* [Aim of the task]:
Find the lines of data that contain the string "color", then list them.

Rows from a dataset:
-*-

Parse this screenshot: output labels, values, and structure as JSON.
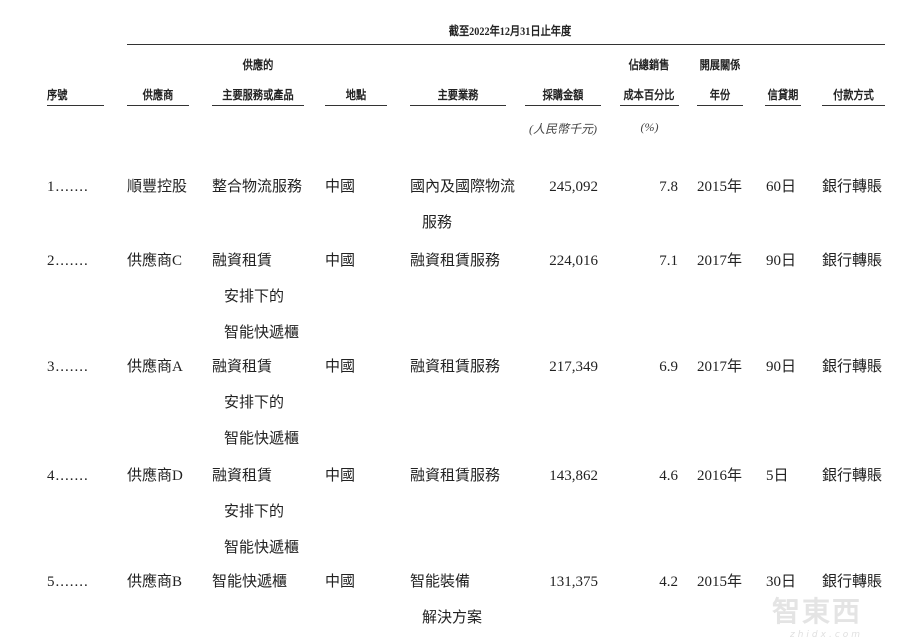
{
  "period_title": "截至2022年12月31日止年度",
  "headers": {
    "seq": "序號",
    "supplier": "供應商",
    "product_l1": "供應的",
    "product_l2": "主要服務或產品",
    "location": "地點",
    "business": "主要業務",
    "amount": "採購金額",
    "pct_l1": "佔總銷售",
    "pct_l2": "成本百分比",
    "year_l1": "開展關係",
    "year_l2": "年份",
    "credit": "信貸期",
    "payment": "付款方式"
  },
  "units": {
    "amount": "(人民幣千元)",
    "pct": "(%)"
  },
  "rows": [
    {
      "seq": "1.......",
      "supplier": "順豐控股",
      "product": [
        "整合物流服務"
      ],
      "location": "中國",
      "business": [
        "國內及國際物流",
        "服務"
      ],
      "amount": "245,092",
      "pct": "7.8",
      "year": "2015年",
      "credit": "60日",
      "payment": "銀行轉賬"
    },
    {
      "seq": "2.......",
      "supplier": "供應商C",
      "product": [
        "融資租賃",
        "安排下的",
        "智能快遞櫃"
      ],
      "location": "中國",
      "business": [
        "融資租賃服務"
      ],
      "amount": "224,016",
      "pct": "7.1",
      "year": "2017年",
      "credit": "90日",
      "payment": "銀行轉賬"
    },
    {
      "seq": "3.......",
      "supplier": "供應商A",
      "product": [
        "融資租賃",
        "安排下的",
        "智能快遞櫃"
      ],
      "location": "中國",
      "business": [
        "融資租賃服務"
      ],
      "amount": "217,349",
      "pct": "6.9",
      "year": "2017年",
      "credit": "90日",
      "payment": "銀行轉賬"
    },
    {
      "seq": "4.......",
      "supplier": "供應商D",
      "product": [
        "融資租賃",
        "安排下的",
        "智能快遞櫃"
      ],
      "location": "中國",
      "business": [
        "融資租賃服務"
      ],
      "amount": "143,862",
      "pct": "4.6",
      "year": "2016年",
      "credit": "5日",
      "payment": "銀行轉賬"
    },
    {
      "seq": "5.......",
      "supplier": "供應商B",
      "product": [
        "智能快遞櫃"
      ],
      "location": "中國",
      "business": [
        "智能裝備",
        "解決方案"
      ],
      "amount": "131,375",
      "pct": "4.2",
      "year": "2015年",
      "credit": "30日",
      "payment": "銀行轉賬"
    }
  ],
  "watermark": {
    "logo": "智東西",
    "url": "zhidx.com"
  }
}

-*-

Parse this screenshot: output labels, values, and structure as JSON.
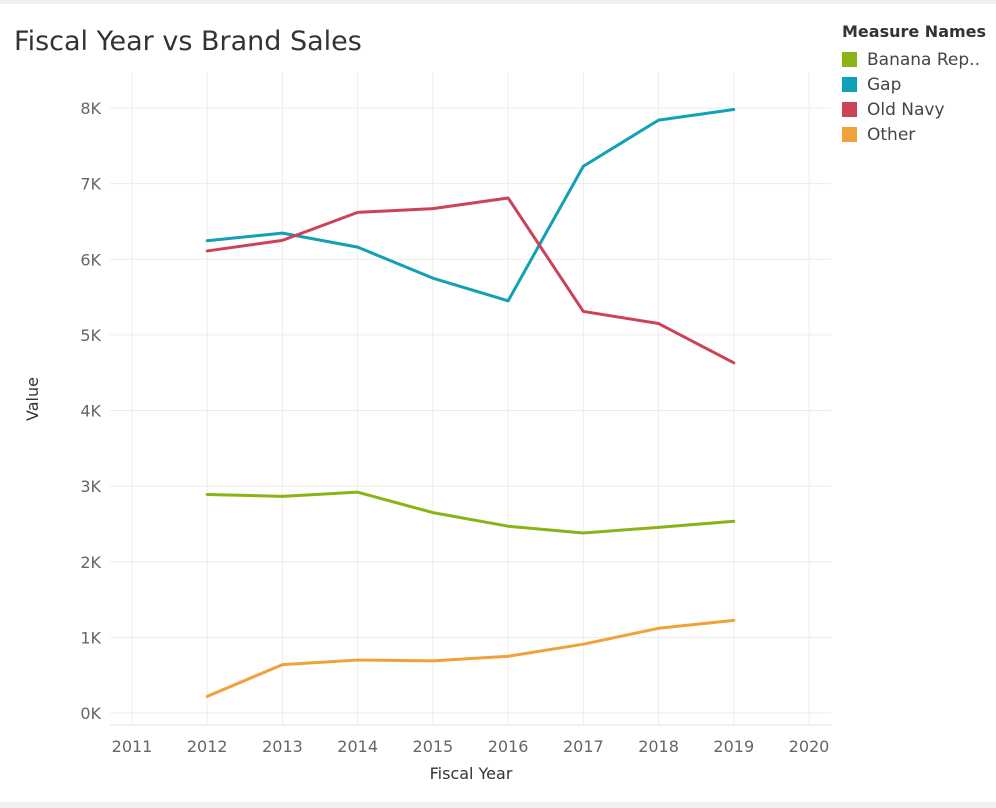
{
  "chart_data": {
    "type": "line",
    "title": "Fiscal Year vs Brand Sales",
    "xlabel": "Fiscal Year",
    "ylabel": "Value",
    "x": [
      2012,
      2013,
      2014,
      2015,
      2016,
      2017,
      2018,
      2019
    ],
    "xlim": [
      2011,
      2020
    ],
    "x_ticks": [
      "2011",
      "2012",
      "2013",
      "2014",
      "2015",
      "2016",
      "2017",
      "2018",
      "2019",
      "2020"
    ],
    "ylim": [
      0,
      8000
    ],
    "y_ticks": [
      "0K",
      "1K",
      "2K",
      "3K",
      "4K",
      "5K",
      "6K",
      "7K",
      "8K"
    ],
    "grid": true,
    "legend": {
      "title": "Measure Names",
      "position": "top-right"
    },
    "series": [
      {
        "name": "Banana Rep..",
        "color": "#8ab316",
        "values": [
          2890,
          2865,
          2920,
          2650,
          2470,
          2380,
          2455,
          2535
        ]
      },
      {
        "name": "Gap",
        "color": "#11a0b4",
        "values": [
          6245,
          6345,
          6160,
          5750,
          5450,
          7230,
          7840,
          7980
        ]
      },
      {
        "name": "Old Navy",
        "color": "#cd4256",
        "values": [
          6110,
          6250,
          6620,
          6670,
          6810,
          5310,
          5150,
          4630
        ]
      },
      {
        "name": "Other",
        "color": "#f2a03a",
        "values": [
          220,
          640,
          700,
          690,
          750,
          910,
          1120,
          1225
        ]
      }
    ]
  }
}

-*-

* [Answer for this exercise]:
        "color": "#8ab316",
        "color": "#11a0b4",
        "color": "#cd4256",
        "color": "#f2a03a",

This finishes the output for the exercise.